§ **AIM OF THE TASK**:
Print the full listing exactly.

§ **MATERIAL PROVIDED**:
==========
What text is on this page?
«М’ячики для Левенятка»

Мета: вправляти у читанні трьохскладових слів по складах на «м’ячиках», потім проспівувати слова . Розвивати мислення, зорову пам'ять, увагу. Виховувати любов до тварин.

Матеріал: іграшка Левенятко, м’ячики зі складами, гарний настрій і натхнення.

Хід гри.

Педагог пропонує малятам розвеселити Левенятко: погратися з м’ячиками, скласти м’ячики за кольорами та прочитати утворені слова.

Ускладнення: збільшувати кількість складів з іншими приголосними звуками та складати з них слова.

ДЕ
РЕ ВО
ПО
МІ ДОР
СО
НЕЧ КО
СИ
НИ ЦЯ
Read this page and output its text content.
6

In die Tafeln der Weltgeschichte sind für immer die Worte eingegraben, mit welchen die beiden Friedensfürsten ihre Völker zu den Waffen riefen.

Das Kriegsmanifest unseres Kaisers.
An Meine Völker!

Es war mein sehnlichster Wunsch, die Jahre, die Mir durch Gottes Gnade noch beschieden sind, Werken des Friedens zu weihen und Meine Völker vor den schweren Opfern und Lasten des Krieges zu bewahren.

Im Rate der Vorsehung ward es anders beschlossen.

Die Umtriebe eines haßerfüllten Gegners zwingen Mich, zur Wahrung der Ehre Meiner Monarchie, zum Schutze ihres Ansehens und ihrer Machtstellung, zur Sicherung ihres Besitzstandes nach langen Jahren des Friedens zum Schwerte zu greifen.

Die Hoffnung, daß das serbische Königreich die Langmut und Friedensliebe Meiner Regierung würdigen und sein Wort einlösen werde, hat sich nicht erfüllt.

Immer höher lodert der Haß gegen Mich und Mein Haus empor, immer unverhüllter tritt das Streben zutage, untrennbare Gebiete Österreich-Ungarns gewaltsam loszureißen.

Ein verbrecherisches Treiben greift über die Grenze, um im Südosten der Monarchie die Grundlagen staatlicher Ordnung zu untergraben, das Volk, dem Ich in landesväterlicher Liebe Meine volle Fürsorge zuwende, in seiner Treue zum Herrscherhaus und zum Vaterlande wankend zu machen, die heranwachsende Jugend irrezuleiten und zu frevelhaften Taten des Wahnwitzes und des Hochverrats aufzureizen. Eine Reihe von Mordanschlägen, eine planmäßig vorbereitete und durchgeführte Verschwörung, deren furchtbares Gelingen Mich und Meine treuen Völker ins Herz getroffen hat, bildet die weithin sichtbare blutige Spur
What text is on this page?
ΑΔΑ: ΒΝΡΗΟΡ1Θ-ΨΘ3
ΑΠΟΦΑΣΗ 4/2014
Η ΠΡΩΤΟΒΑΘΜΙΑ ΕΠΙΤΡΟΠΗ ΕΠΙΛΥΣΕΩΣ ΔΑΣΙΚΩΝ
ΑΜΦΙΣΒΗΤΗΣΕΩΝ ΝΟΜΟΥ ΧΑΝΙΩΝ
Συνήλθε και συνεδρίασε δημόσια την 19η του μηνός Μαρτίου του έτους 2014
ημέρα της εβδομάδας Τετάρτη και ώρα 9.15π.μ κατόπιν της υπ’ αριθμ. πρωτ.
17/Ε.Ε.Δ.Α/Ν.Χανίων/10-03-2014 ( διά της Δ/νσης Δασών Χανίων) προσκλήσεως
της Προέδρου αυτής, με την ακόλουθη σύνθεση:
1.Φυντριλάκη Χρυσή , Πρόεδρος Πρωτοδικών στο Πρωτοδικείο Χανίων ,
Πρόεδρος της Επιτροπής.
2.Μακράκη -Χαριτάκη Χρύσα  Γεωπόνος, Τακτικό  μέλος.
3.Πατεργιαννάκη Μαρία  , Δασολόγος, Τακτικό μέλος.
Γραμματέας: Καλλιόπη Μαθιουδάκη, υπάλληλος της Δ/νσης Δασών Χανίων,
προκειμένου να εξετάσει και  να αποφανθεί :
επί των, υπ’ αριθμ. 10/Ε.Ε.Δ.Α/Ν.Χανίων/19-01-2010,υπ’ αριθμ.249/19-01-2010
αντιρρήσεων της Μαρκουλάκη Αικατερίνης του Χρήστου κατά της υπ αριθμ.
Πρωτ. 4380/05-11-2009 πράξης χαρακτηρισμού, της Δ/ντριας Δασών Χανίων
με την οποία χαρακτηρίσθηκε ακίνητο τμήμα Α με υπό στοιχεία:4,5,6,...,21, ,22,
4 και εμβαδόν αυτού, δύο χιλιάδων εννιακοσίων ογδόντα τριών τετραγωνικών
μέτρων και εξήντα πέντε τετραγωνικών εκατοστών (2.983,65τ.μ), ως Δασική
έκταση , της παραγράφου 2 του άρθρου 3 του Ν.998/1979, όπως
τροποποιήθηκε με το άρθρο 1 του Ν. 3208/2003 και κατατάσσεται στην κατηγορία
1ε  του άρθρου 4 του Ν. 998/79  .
==========
§ **TASK RESULT**:
What text is on this page?
«М’ячики для Левенятка»

Мета: вправляти у читанні трьохскладових слів по складах на «м’ячиках», потім проспівувати слова . Розвивати мислення, зорову пам'ять, увагу. Виховувати любов до тварин.

Матеріал: іграшка Левенятко, м’ячики зі складами, гарний настрій і натхнення.

Хід гри.

Педагог пропонує малятам розвеселити Левенятко: погратися з м’ячиками, скласти м’ячики за кольорами та прочитати утворені слова.

Ускладнення: збільшувати кількість складів з іншими приголосними звуками та складати з них слова.

ДЕ
РЕ ВО
ПО
МІ ДОР
СО
НЕЧ КО
СИ
НИ ЦЯ
Read this page and output its text content.
6

In die Tafeln der Weltgeschichte sind für immer die Worte eingegraben, mit welchen die beiden Friedensfürsten ihre Völker zu den Waffen riefen.

Das Kriegsmanifest unseres Kaisers.
An Meine Völker!

Es war mein sehnlichster Wunsch, die Jahre, die Mir durch Gottes Gnade noch beschieden sind, Werken des Friedens zu weihen und Meine Völker vor den schweren Opfern und Lasten des Krieges zu bewahren.

Im Rate der Vorsehung ward es anders beschlossen.

Die Umtriebe eines haßerfüllten Gegners zwingen Mich, zur Wahrung der Ehre Meiner Monarchie, zum Schutze ihres Ansehens und ihrer Machtstellung, zur Sicherung ihres Besitzstandes nach langen Jahren des Friedens zum Schwerte zu greifen.

Die Hoffnung, daß das serbische Königreich die Langmut und Friedensliebe Meiner Regierung würdigen und sein Wort einlösen werde, hat sich nicht erfüllt.

Immer höher lodert der Haß gegen Mich und Mein Haus empor, immer unverhüllter tritt das Streben zutage, untrennbare Gebiete Österreich-Ungarns gewaltsam loszureißen.

Ein verbrecherisches Treiben greift über die Grenze, um im Südosten der Monarchie die Grundlagen staatlicher Ordnung zu untergraben, das Volk, dem Ich in landesväterlicher Liebe Meine volle Fürsorge zuwende, in seiner Treue zum Herrscherhaus und zum Vaterlande wankend zu machen, die heranwachsende Jugend irrezuleiten und zu frevelhaften Taten des Wahnwitzes und des Hochverrats aufzureizen. Eine Reihe von Mordanschlägen, eine planmäßig vorbereitete und durchgeführte Verschwörung, deren furchtbares Gelingen Mich und Meine treuen Völker ins Herz getroffen hat, bildet die weithin sichtbare blutige Spur
What text is on this page?
ΑΔΑ: ΒΝΡΗΟΡ1Θ-ΨΘ3
ΑΠΟΦΑΣΗ 4/2014
Η ΠΡΩΤΟΒΑΘΜΙΑ ΕΠΙΤΡΟΠΗ ΕΠΙΛΥΣΕΩΣ ΔΑΣΙΚΩΝ
ΑΜΦΙΣΒΗΤΗΣΕΩΝ ΝΟΜΟΥ ΧΑΝΙΩΝ
Συνήλθε και συνεδρίασε δημόσια την 19η του μηνός Μαρτίου του έτους 2014
ημέρα της εβδομάδας Τετάρτη και ώρα 9.15π.μ κατόπιν της υπ’ αριθμ. πρωτ.
17/Ε.Ε.Δ.Α/Ν.Χανίων/10-03-2014 ( διά της Δ/νσης Δασών Χανίων) προσκλήσεως
της Προέδρου αυτής, με την ακόλουθη σύνθεση:
1.Φυντριλάκη Χρυσή , Πρόεδρος Πρωτοδικών στο Πρωτοδικείο Χανίων ,
Πρόεδρος της Επιτροπής.
2.Μακράκη -Χαριτάκη Χρύσα  Γεωπόνος, Τακτικό  μέλος.
3.Πατεργιαννάκη Μαρία  , Δασολόγος, Τακτικό μέλος.
Γραμματέας: Καλλιόπη Μαθιουδάκη, υπάλληλος της Δ/νσης Δασών Χανίων,
προκειμένου να εξετάσει και  να αποφανθεί :
επί των, υπ’ αριθμ. 10/Ε.Ε.Δ.Α/Ν.Χανίων/19-01-2010,υπ’ αριθμ.249/19-01-2010
αντιρρήσεων της Μαρκουλάκη Αικατερίνης του Χρήστου κατά της υπ αριθμ.
Πρωτ. 4380/05-11-2009 πράξης χαρακτηρισμού, της Δ/ντριας Δασών Χανίων
με την οποία χαρακτηρίσθηκε ακίνητο τμήμα Α με υπό στοιχεία:4,5,6,...,21, ,22,
4 και εμβαδόν αυτού, δύο χιλιάδων εννιακοσίων ογδόντα τριών τετραγωνικών
μέτρων και εξήντα πέντε τετραγωνικών εκατοστών (2.983,65τ.μ), ως Δασική
έκταση , της παραγράφου 2 του άρθρου 3 του Ν.998/1979, όπως
τροποποιήθηκε με το άρθρο 1 του Ν. 3208/2003 και κατατάσσεται στην κατηγορία
1ε  του άρθρου 4 του Ν. 998/79  .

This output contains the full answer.